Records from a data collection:
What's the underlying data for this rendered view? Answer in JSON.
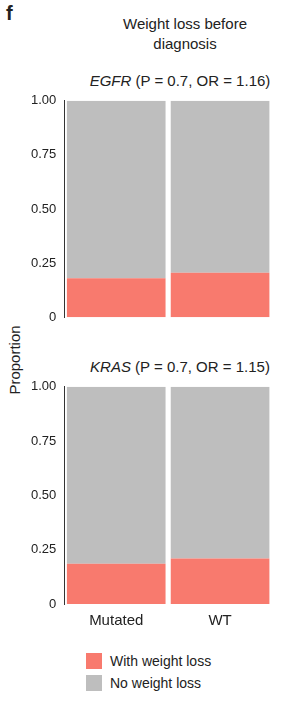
{
  "panel_label": "f",
  "title": "Weight loss before diagnosis",
  "y_label": "Proportion",
  "chart_data": [
    {
      "type": "bar",
      "title": "EGFR (P = 0.7, OR = 1.16)",
      "stacked": true,
      "tick_labels": "y",
      "categories": [
        "Mutated",
        "WT"
      ],
      "series": [
        {
          "name": "With weight loss",
          "color": "#f87a6e",
          "values": [
            0.18,
            0.205
          ]
        },
        {
          "name": "No weight loss",
          "color": "#bebebe",
          "values": [
            0.82,
            0.795
          ]
        }
      ],
      "ylim": [
        0,
        1
      ],
      "yticks": [
        0,
        0.25,
        {
          "value": 0.5,
          "label": "0.50"
        },
        0.75,
        {
          "value": 1,
          "label": "1.00"
        }
      ]
    },
    {
      "type": "bar",
      "title": "KRAS (P = 0.7, OR = 1.15)",
      "stacked": true,
      "legend": "bottom",
      "categories": [
        "Mutated",
        "WT"
      ],
      "series": [
        {
          "name": "With weight loss",
          "color": "#f87a6e",
          "values": [
            0.185,
            0.21
          ]
        },
        {
          "name": "No weight loss",
          "color": "#bebebe",
          "values": [
            0.815,
            0.79
          ]
        }
      ],
      "ylim": [
        0,
        1
      ],
      "yticks": [
        0,
        0.25,
        {
          "value": 0.5,
          "label": "0.50"
        },
        0.75,
        {
          "value": 1,
          "label": "1.00"
        }
      ]
    }
  ]
}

■ **Description of the task**:
Without the pictures, restate all of the entries above verbatim.

■ **The reply**:
What's the underlying data for this rendered view? Answer in JSON.
{
  "panel_label": "f",
  "title": "Weight loss before diagnosis",
  "y_label": "Proportion",
  "chart_data": [
    {
      "type": "bar",
      "title": "EGFR (P = 0.7, OR = 1.16)",
      "stacked": true,
      "tick_labels": "y",
      "categories": [
        "Mutated",
        "WT"
      ],
      "series": [
        {
          "name": "With weight loss",
          "color": "#f87a6e",
          "values": [
            0.18,
            0.205
          ]
        },
        {
          "name": "No weight loss",
          "color": "#bebebe",
          "values": [
            0.82,
            0.795
          ]
        }
      ],
      "ylim": [
        0,
        1
      ],
      "yticks": [
        0,
        0.25,
        {
          "value": 0.5,
          "label": "0.50"
        },
        0.75,
        {
          "value": 1,
          "label": "1.00"
        }
      ]
    },
    {
      "type": "bar",
      "title": "KRAS (P = 0.7, OR = 1.15)",
      "stacked": true,
      "legend": "bottom",
      "categories": [
        "Mutated",
        "WT"
      ],
      "series": [
        {
          "name": "With weight loss",
          "color": "#f87a6e",
          "values": [
            0.185,
            0.21
          ]
        },
        {
          "name": "No weight loss",
          "color": "#bebebe",
          "values": [
            0.815,
            0.79
          ]
        }
      ],
      "ylim": [
        0,
        1
      ],
      "yticks": [
        0,
        0.25,
        {
          "value": 0.5,
          "label": "0.50"
        },
        0.75,
        {
          "value": 1,
          "label": "1.00"
        }
      ]
    }
  ]
}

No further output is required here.